Exercise objective ::
All of the data needs to be repeated exactly.

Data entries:
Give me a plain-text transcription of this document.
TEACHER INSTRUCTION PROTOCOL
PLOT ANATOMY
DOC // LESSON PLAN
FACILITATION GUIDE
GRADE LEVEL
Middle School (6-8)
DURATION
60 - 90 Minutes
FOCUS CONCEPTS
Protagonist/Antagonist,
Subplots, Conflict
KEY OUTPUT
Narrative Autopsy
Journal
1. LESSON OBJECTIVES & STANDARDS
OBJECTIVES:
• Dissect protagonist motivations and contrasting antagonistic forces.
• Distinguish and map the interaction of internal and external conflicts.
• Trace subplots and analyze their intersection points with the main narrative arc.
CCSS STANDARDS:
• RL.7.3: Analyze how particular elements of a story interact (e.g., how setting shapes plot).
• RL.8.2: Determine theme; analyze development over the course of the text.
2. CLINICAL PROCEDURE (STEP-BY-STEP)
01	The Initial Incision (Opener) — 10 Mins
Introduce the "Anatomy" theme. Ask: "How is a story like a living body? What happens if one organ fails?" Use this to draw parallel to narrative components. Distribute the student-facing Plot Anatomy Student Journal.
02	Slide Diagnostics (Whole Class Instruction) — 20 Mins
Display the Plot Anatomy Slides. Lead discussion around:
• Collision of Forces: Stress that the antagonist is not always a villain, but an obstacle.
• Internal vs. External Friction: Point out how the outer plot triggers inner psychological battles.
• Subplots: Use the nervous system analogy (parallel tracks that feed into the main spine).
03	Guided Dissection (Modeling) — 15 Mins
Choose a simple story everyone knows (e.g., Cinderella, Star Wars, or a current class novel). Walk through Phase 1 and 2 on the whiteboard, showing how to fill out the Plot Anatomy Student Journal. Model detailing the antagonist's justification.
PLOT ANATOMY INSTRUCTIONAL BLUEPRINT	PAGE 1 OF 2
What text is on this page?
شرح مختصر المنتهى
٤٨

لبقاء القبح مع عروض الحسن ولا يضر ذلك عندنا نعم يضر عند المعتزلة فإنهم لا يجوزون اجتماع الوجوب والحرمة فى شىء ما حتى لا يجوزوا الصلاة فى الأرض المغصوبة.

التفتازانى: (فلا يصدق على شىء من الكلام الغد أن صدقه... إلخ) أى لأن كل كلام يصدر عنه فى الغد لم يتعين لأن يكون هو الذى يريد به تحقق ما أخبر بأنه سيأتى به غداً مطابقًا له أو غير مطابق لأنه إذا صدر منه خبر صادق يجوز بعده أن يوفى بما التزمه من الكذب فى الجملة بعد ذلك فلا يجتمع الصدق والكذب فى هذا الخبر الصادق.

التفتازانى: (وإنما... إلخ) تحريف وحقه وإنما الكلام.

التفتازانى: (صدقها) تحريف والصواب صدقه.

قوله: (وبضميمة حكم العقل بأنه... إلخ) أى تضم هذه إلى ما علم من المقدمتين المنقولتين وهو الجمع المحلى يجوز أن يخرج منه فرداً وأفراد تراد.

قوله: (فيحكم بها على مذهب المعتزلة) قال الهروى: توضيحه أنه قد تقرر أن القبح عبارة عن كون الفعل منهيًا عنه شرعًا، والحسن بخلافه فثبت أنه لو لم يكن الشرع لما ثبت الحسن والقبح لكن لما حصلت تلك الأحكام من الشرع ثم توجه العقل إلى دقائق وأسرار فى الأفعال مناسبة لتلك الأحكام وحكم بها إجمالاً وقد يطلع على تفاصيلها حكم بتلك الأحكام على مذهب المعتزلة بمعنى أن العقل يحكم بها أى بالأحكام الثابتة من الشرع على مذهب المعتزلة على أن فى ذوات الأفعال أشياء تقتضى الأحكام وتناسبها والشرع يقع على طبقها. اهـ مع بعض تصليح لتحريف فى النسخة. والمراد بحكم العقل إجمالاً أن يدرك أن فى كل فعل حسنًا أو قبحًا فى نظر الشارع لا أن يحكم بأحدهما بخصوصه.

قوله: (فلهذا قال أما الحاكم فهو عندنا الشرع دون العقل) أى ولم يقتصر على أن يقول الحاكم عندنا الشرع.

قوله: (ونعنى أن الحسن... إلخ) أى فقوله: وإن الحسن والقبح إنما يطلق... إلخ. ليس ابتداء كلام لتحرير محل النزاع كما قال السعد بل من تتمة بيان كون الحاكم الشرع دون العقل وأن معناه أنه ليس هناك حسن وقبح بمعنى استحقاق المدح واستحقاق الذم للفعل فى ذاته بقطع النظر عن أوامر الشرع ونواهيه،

Expected answer ::
Give me a plain-text transcription of this document.
TEACHER INSTRUCTION PROTOCOL
PLOT ANATOMY
DOC // LESSON PLAN
FACILITATION GUIDE
GRADE LEVEL
Middle School (6-8)
DURATION
60 - 90 Minutes
FOCUS CONCEPTS
Protagonist/Antagonist,
Subplots, Conflict
KEY OUTPUT
Narrative Autopsy
Journal
1. LESSON OBJECTIVES & STANDARDS
OBJECTIVES:
• Dissect protagonist motivations and contrasting antagonistic forces.
• Distinguish and map the interaction of internal and external conflicts.
• Trace subplots and analyze their intersection points with the main narrative arc.
CCSS STANDARDS:
• RL.7.3: Analyze how particular elements of a story interact (e.g., how setting shapes plot).
• RL.8.2: Determine theme; analyze development over the course of the text.
2. CLINICAL PROCEDURE (STEP-BY-STEP)
01	The Initial Incision (Opener) — 10 Mins
Introduce the "Anatomy" theme. Ask: "How is a story like a living body? What happens if one organ fails?" Use this to draw parallel to narrative components. Distribute the student-facing Plot Anatomy Student Journal.
02	Slide Diagnostics (Whole Class Instruction) — 20 Mins
Display the Plot Anatomy Slides. Lead discussion around:
• Collision of Forces: Stress that the antagonist is not always a villain, but an obstacle.
• Internal vs. External Friction: Point out how the outer plot triggers inner psychological battles.
• Subplots: Use the nervous system analogy (parallel tracks that feed into the main spine).
03	Guided Dissection (Modeling) — 15 Mins
Choose a simple story everyone knows (e.g., Cinderella, Star Wars, or a current class novel). Walk through Phase 1 and 2 on the whiteboard, showing how to fill out the Plot Anatomy Student Journal. Model detailing the antagonist's justification.
PLOT ANATOMY INSTRUCTIONAL BLUEPRINT	PAGE 1 OF 2
What text is on this page?
شرح مختصر المنتهى
٤٨

لبقاء القبح مع عروض الحسن ولا يضر ذلك عندنا نعم يضر عند المعتزلة فإنهم لا يجوزون اجتماع الوجوب والحرمة فى شىء ما حتى لا يجوزوا الصلاة فى الأرض المغصوبة.

التفتازانى: (فلا يصدق على شىء من الكلام الغد أن صدقه... إلخ) أى لأن كل كلام يصدر عنه فى الغد لم يتعين لأن يكون هو الذى يريد به تحقق ما أخبر بأنه سيأتى به غداً مطابقًا له أو غير مطابق لأنه إذا صدر منه خبر صادق يجوز بعده أن يوفى بما التزمه من الكذب فى الجملة بعد ذلك فلا يجتمع الصدق والكذب فى هذا الخبر الصادق.

التفتازانى: (وإنما... إلخ) تحريف وحقه وإنما الكلام.

التفتازانى: (صدقها) تحريف والصواب صدقه.

قوله: (وبضميمة حكم العقل بأنه... إلخ) أى تضم هذه إلى ما علم من المقدمتين المنقولتين وهو الجمع المحلى يجوز أن يخرج منه فرداً وأفراد تراد.

قوله: (فيحكم بها على مذهب المعتزلة) قال الهروى: توضيحه أنه قد تقرر أن القبح عبارة عن كون الفعل منهيًا عنه شرعًا، والحسن بخلافه فثبت أنه لو لم يكن الشرع لما ثبت الحسن والقبح لكن لما حصلت تلك الأحكام من الشرع ثم توجه العقل إلى دقائق وأسرار فى الأفعال مناسبة لتلك الأحكام وحكم بها إجمالاً وقد يطلع على تفاصيلها حكم بتلك الأحكام على مذهب المعتزلة بمعنى أن العقل يحكم بها أى بالأحكام الثابتة من الشرع على مذهب المعتزلة على أن فى ذوات الأفعال أشياء تقتضى الأحكام وتناسبها والشرع يقع على طبقها. اهـ مع بعض تصليح لتحريف فى النسخة. والمراد بحكم العقل إجمالاً أن يدرك أن فى كل فعل حسنًا أو قبحًا فى نظر الشارع لا أن يحكم بأحدهما بخصوصه.

قوله: (فلهذا قال أما الحاكم فهو عندنا الشرع دون العقل) أى ولم يقتصر على أن يقول الحاكم عندنا الشرع.

قوله: (ونعنى أن الحسن... إلخ) أى فقوله: وإن الحسن والقبح إنما يطلق... إلخ. ليس ابتداء كلام لتحرير محل النزاع كما قال السعد بل من تتمة بيان كون الحاكم الشرع دون العقل وأن معناه أنه ليس هناك حسن وقبح بمعنى استحقاق المدح واستحقاق الذم للفعل فى ذاته بقطع النظر عن أوامر الشرع ونواهيه،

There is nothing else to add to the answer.